▸ EXERCISE PROMPT
Search the listing below for the string "icon" and copy every line where it occurs.

[Extracted data entries]
+ + + + +

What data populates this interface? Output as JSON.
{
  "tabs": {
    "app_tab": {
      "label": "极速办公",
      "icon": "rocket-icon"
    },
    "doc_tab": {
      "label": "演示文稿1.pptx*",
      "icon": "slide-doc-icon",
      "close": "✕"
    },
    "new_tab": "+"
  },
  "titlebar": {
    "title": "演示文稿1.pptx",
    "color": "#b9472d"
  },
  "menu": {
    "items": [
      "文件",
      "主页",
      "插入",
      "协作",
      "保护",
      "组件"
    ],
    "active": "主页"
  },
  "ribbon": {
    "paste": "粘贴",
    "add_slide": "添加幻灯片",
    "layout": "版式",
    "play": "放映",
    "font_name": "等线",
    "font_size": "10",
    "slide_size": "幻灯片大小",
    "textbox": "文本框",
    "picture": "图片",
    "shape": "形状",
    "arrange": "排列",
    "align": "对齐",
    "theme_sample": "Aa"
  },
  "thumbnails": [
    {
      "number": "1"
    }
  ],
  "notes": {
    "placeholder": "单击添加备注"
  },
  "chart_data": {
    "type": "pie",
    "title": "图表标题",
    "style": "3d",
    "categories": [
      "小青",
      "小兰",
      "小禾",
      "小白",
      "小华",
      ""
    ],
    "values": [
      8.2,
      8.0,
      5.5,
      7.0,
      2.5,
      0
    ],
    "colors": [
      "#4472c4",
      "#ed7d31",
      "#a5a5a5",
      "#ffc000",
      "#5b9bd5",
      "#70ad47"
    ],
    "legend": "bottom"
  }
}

+ + + + +

▸ THE COMPLETED TASK
      "icon": "rocket-icon"
      "icon": "slide-doc-icon",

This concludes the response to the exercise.